## Given exercise
Note each line where "status" appears, and copy it.

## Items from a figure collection
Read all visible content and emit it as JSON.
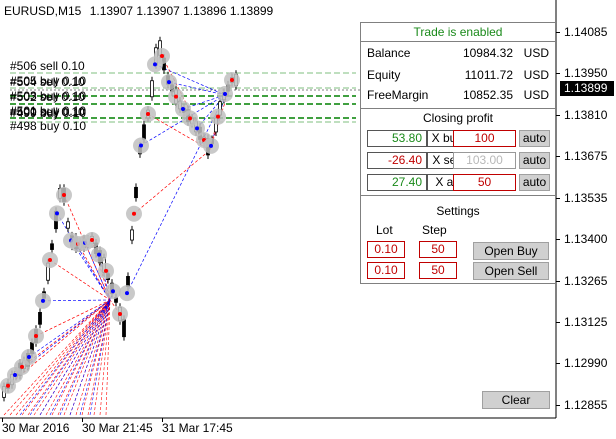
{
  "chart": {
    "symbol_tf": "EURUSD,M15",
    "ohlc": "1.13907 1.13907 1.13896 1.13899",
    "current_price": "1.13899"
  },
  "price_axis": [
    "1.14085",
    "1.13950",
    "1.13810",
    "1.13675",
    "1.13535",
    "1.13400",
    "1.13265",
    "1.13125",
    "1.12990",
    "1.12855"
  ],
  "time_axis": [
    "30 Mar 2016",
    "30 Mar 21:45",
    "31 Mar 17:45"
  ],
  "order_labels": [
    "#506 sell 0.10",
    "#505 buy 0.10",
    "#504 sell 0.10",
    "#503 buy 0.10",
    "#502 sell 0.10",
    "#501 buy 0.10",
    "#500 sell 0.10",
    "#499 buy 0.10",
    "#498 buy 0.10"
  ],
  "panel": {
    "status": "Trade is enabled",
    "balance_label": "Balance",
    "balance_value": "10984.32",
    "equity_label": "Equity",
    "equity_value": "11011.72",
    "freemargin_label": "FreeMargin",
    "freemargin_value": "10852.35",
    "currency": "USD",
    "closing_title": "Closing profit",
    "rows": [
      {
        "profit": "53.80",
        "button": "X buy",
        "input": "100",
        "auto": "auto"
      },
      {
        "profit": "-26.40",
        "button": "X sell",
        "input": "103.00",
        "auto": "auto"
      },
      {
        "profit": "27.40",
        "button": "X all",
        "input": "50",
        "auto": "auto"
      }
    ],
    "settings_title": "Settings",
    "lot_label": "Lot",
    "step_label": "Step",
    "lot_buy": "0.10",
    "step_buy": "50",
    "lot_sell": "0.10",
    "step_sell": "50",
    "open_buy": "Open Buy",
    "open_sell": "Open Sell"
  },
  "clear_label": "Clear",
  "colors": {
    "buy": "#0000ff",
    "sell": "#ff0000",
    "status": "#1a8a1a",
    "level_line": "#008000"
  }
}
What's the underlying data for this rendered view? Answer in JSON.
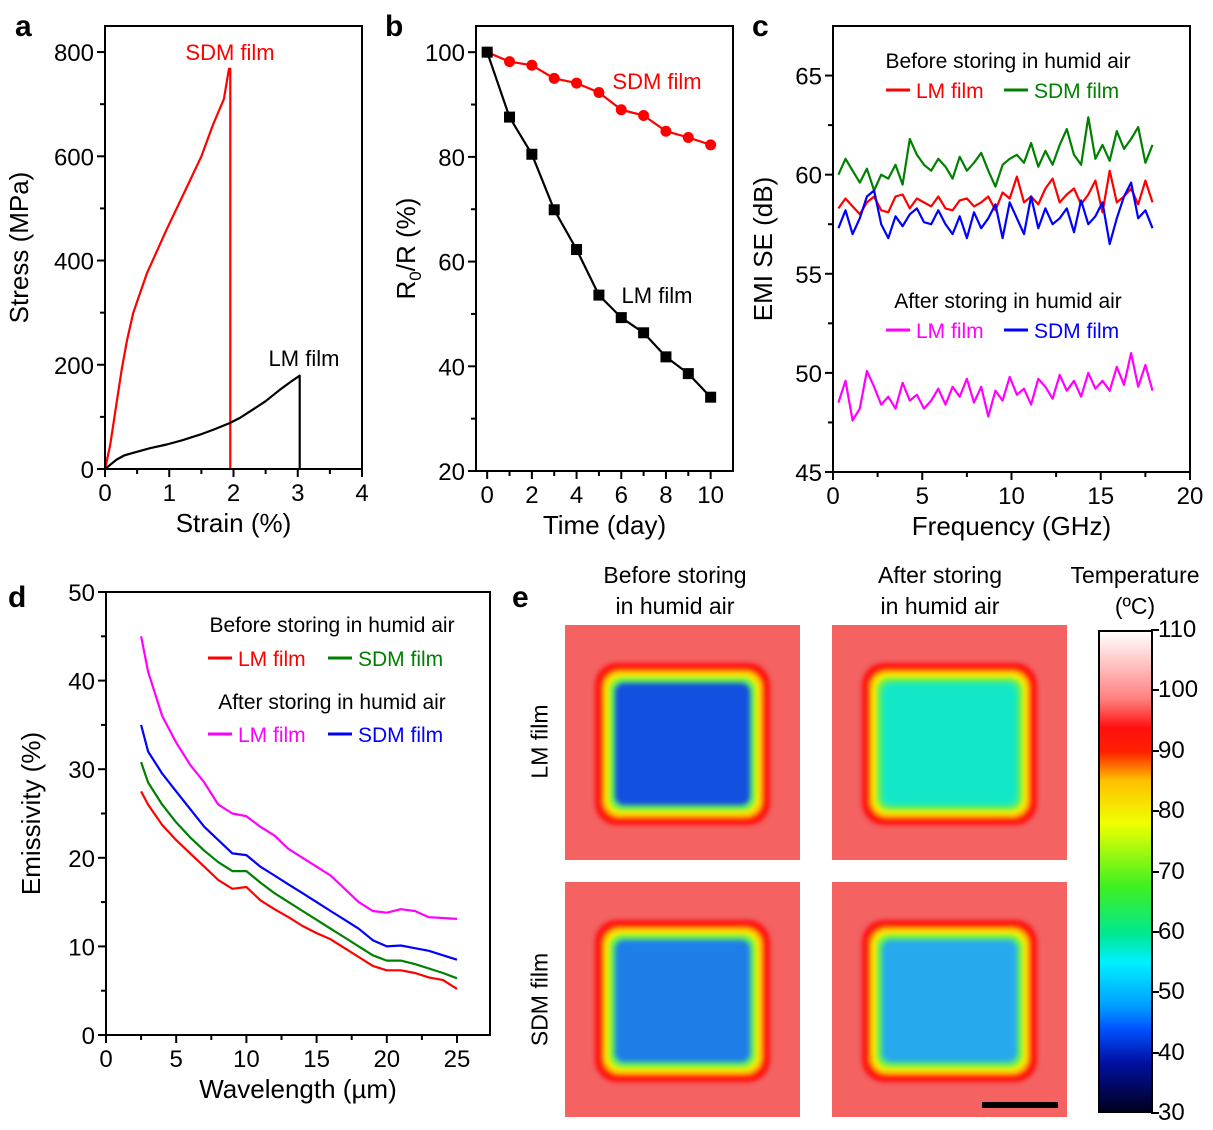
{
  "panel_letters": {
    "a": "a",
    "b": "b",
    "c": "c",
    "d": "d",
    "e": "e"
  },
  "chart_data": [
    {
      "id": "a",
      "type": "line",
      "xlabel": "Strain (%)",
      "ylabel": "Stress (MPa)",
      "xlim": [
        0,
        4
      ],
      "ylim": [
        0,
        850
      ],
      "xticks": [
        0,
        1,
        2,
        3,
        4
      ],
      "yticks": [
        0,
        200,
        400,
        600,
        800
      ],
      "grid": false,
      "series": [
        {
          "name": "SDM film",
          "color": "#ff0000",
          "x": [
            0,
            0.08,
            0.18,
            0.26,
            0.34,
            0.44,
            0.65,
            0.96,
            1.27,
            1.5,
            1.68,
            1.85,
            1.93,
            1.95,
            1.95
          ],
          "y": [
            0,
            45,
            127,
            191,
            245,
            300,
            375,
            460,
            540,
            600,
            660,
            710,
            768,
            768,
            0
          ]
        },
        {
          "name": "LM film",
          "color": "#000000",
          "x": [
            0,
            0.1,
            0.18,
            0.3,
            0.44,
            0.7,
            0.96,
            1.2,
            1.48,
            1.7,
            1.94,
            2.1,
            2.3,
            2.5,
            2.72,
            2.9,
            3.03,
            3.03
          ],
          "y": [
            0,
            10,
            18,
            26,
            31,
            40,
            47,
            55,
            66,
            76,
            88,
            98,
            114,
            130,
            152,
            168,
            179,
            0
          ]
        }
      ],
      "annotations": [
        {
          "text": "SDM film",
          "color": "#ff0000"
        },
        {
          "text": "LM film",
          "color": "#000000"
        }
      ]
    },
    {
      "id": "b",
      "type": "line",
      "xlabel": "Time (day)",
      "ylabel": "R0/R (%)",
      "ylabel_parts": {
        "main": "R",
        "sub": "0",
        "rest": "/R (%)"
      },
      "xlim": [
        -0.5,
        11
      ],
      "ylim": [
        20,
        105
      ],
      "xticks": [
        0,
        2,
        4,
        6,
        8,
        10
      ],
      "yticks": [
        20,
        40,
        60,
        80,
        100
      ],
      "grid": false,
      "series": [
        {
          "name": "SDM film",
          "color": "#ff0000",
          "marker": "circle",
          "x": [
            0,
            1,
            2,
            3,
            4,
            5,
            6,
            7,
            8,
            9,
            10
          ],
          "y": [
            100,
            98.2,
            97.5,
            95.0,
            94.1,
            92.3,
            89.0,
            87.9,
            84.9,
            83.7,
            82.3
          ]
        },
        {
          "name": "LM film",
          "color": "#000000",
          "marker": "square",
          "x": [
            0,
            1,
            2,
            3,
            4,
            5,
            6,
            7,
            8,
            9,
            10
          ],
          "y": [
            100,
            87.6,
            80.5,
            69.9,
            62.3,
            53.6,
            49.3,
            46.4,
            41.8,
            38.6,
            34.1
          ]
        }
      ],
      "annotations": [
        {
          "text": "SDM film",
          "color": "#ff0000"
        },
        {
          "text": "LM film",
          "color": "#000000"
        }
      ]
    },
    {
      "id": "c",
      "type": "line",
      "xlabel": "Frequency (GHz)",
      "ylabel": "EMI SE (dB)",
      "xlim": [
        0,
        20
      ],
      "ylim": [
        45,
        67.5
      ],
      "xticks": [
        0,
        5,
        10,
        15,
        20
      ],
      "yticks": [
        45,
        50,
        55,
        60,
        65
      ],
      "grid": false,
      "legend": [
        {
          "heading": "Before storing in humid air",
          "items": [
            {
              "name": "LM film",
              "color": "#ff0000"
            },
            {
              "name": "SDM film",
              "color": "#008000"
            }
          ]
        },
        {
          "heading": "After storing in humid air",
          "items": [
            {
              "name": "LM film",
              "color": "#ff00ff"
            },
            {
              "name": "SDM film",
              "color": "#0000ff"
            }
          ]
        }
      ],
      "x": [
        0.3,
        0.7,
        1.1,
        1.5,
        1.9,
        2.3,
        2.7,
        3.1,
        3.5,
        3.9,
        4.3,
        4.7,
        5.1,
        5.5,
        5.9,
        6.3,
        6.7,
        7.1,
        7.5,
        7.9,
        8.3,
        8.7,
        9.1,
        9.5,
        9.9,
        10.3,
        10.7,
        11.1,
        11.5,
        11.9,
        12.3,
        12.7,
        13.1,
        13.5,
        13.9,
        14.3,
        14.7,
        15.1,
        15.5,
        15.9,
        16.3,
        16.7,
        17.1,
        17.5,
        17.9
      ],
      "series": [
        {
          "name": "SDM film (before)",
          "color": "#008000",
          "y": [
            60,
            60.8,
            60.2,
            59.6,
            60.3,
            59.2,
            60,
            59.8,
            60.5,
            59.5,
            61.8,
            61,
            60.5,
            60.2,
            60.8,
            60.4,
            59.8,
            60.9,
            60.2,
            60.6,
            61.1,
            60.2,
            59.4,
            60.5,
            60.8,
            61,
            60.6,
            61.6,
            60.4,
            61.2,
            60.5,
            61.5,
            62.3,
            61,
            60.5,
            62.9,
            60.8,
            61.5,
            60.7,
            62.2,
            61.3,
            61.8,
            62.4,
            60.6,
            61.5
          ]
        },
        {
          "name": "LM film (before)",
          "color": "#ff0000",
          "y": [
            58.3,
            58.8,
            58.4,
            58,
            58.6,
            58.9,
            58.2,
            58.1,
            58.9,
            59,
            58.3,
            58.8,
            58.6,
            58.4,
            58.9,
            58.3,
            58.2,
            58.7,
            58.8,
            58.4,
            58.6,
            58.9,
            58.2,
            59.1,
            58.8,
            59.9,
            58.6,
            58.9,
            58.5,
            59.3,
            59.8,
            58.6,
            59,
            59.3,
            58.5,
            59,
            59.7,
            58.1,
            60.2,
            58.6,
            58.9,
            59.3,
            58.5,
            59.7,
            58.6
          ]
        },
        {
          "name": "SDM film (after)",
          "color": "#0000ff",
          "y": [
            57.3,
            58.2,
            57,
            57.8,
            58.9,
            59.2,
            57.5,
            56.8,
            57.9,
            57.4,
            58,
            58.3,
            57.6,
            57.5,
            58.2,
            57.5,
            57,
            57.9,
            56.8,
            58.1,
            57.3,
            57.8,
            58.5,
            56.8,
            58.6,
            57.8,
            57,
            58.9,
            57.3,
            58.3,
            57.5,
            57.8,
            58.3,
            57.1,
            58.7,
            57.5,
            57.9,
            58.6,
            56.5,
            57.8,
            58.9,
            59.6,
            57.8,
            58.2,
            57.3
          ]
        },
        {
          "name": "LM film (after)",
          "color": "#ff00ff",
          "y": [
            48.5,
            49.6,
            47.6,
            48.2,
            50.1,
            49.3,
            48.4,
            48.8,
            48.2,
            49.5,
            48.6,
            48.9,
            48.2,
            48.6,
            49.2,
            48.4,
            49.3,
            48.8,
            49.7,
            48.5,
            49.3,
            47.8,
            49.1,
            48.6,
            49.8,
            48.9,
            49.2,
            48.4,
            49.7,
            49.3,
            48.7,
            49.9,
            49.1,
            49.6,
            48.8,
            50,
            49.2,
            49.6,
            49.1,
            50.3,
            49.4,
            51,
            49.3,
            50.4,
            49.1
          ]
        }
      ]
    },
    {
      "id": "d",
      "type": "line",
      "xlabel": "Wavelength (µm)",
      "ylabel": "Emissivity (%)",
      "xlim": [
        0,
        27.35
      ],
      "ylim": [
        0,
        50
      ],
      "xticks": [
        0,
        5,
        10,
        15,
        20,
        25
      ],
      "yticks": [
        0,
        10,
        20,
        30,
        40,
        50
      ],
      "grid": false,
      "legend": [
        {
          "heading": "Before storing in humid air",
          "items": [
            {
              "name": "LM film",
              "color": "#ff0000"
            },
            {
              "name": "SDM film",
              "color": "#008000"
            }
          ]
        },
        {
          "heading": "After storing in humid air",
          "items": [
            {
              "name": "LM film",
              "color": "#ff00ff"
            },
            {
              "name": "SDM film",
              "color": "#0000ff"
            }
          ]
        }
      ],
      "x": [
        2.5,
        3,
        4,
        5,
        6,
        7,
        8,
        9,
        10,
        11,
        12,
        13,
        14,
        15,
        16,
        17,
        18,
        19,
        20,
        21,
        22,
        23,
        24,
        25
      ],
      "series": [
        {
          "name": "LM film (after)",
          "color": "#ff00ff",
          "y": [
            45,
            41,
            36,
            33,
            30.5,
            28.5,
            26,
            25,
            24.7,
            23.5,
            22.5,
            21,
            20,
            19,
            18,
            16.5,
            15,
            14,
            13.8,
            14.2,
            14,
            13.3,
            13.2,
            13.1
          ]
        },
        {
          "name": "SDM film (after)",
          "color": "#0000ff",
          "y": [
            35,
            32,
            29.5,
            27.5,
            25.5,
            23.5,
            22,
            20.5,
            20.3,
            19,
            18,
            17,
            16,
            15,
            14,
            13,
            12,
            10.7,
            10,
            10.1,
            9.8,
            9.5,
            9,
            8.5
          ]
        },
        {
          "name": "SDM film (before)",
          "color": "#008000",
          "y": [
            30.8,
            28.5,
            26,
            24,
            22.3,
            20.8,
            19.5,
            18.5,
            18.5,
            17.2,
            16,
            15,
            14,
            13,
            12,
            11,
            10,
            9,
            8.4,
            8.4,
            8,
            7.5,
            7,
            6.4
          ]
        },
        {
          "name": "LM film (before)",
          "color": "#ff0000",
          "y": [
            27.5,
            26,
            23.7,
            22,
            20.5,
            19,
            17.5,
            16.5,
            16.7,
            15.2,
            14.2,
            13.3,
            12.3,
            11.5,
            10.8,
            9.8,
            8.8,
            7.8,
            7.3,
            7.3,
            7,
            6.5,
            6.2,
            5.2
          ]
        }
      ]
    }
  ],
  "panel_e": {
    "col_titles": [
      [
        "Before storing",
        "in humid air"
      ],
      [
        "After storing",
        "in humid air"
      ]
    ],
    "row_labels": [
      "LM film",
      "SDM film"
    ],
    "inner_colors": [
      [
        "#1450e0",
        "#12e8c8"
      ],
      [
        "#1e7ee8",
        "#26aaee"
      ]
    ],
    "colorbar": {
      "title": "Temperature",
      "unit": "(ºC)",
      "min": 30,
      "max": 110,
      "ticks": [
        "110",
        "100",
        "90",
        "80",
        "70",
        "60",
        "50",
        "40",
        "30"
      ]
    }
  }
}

## Full solution
    "status": "Trade is enabled",
    "status": "#1a8a1a",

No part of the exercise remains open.